- Task brief: Write the data out again in full, with no departure from the original.
= = = = =
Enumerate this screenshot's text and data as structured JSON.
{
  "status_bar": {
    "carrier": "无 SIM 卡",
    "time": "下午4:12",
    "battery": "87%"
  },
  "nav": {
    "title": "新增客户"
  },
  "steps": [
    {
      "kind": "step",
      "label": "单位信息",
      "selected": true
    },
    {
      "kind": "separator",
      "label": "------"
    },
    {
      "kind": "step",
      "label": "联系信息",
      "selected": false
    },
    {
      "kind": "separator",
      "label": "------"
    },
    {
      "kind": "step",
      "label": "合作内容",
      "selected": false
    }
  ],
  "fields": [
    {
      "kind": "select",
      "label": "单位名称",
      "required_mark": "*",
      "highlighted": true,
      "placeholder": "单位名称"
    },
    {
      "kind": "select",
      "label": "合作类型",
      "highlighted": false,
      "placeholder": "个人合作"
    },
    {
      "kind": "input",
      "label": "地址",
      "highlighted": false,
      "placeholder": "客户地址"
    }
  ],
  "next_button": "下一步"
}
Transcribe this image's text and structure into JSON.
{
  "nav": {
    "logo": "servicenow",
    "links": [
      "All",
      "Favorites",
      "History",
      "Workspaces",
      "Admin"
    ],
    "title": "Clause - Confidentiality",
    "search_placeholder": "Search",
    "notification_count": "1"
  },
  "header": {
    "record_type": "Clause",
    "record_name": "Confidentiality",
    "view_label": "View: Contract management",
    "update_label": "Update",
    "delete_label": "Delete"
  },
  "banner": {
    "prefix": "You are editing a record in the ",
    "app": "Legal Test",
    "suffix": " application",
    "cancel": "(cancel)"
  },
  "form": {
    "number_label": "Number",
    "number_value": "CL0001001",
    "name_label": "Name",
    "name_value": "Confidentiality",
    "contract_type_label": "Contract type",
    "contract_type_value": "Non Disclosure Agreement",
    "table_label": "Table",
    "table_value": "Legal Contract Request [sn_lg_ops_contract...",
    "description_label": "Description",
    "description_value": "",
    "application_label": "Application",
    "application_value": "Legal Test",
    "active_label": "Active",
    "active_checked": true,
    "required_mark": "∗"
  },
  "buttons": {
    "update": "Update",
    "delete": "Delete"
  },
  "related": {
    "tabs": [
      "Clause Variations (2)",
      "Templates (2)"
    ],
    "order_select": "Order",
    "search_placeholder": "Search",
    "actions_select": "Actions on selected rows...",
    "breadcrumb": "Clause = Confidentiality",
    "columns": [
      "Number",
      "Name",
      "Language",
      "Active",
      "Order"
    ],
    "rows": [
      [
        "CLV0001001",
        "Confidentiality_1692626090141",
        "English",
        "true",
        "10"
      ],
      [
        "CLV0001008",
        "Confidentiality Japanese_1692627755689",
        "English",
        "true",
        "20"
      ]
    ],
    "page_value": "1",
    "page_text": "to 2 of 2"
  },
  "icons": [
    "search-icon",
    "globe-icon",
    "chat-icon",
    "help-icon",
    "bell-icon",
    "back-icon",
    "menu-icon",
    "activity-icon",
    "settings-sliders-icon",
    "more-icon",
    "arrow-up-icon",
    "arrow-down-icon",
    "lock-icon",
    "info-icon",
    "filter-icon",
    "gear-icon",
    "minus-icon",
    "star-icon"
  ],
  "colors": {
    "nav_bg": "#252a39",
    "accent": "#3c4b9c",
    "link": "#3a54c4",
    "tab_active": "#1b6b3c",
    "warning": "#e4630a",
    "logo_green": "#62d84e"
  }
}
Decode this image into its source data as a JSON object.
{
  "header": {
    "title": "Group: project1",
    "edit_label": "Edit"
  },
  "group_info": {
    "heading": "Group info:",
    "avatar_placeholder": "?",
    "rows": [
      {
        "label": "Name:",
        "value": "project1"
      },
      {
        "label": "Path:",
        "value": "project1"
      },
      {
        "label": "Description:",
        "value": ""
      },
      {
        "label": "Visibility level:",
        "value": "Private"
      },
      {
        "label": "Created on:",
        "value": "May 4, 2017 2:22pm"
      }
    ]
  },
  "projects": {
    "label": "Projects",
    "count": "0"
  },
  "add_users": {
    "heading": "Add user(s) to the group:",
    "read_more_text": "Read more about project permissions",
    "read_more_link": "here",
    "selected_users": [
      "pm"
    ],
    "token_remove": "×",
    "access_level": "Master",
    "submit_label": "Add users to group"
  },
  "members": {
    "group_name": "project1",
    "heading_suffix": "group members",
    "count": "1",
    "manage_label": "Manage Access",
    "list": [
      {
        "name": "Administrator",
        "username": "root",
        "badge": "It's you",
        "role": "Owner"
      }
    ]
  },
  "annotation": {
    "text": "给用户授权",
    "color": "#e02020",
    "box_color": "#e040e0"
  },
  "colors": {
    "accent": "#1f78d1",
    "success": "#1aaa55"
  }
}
= = = = =
- Response:
Enumerate this screenshot's text and data as structured JSON.
{
  "status_bar": {
    "carrier": "无 SIM 卡",
    "time": "下午4:12",
    "battery": "87%"
  },
  "nav": {
    "title": "新增客户"
  },
  "steps": [
    {
      "kind": "step",
      "label": "单位信息",
      "selected": true
    },
    {
      "kind": "separator",
      "label": "------"
    },
    {
      "kind": "step",
      "label": "联系信息",
      "selected": false
    },
    {
      "kind": "separator",
      "label": "------"
    },
    {
      "kind": "step",
      "label": "合作内容",
      "selected": false
    }
  ],
  "fields": [
    {
      "kind": "select",
      "label": "单位名称",
      "required_mark": "*",
      "highlighted": true,
      "placeholder": "单位名称"
    },
    {
      "kind": "select",
      "label": "合作类型",
      "highlighted": false,
      "placeholder": "个人合作"
    },
    {
      "kind": "input",
      "label": "地址",
      "highlighted": false,
      "placeholder": "客户地址"
    }
  ],
  "next_button": "下一步"
}
Transcribe this image's text and structure into JSON.
{
  "nav": {
    "logo": "servicenow",
    "links": [
      "All",
      "Favorites",
      "History",
      "Workspaces",
      "Admin"
    ],
    "title": "Clause - Confidentiality",
    "search_placeholder": "Search",
    "notification_count": "1"
  },
  "header": {
    "record_type": "Clause",
    "record_name": "Confidentiality",
    "view_label": "View: Contract management",
    "update_label": "Update",
    "delete_label": "Delete"
  },
  "banner": {
    "prefix": "You are editing a record in the ",
    "app": "Legal Test",
    "suffix": " application",
    "cancel": "(cancel)"
  },
  "form": {
    "number_label": "Number",
    "number_value": "CL0001001",
    "name_label": "Name",
    "name_value": "Confidentiality",
    "contract_type_label": "Contract type",
    "contract_type_value": "Non Disclosure Agreement",
    "table_label": "Table",
    "table_value": "Legal Contract Request [sn_lg_ops_contract...",
    "description_label": "Description",
    "description_value": "",
    "application_label": "Application",
    "application_value": "Legal Test",
    "active_label": "Active",
    "active_checked": true,
    "required_mark": "∗"
  },
  "buttons": {
    "update": "Update",
    "delete": "Delete"
  },
  "related": {
    "tabs": [
      "Clause Variations (2)",
      "Templates (2)"
    ],
    "order_select": "Order",
    "search_placeholder": "Search",
    "actions_select": "Actions on selected rows...",
    "breadcrumb": "Clause = Confidentiality",
    "columns": [
      "Number",
      "Name",
      "Language",
      "Active",
      "Order"
    ],
    "rows": [
      [
        "CLV0001001",
        "Confidentiality_1692626090141",
        "English",
        "true",
        "10"
      ],
      [
        "CLV0001008",
        "Confidentiality Japanese_1692627755689",
        "English",
        "true",
        "20"
      ]
    ],
    "page_value": "1",
    "page_text": "to 2 of 2"
  },
  "icons": [
    "search-icon",
    "globe-icon",
    "chat-icon",
    "help-icon",
    "bell-icon",
    "back-icon",
    "menu-icon",
    "activity-icon",
    "settings-sliders-icon",
    "more-icon",
    "arrow-up-icon",
    "arrow-down-icon",
    "lock-icon",
    "info-icon",
    "filter-icon",
    "gear-icon",
    "minus-icon",
    "star-icon"
  ],
  "colors": {
    "nav_bg": "#252a39",
    "accent": "#3c4b9c",
    "link": "#3a54c4",
    "tab_active": "#1b6b3c",
    "warning": "#e4630a",
    "logo_green": "#62d84e"
  }
}
Decode this image into its source data as a JSON object.
{
  "header": {
    "title": "Group: project1",
    "edit_label": "Edit"
  },
  "group_info": {
    "heading": "Group info:",
    "avatar_placeholder": "?",
    "rows": [
      {
        "label": "Name:",
        "value": "project1"
      },
      {
        "label": "Path:",
        "value": "project1"
      },
      {
        "label": "Description:",
        "value": ""
      },
      {
        "label": "Visibility level:",
        "value": "Private"
      },
      {
        "label": "Created on:",
        "value": "May 4, 2017 2:22pm"
      }
    ]
  },
  "projects": {
    "label": "Projects",
    "count": "0"
  },
  "add_users": {
    "heading": "Add user(s) to the group:",
    "read_more_text": "Read more about project permissions",
    "read_more_link": "here",
    "selected_users": [
      "pm"
    ],
    "token_remove": "×",
    "access_level": "Master",
    "submit_label": "Add users to group"
  },
  "members": {
    "group_name": "project1",
    "heading_suffix": "group members",
    "count": "1",
    "manage_label": "Manage Access",
    "list": [
      {
        "name": "Administrator",
        "username": "root",
        "badge": "It's you",
        "role": "Owner"
      }
    ]
  },
  "annotation": {
    "text": "给用户授权",
    "color": "#e02020",
    "box_color": "#e040e0"
  },
  "colors": {
    "accent": "#1f78d1",
    "success": "#1aaa55"
  }
}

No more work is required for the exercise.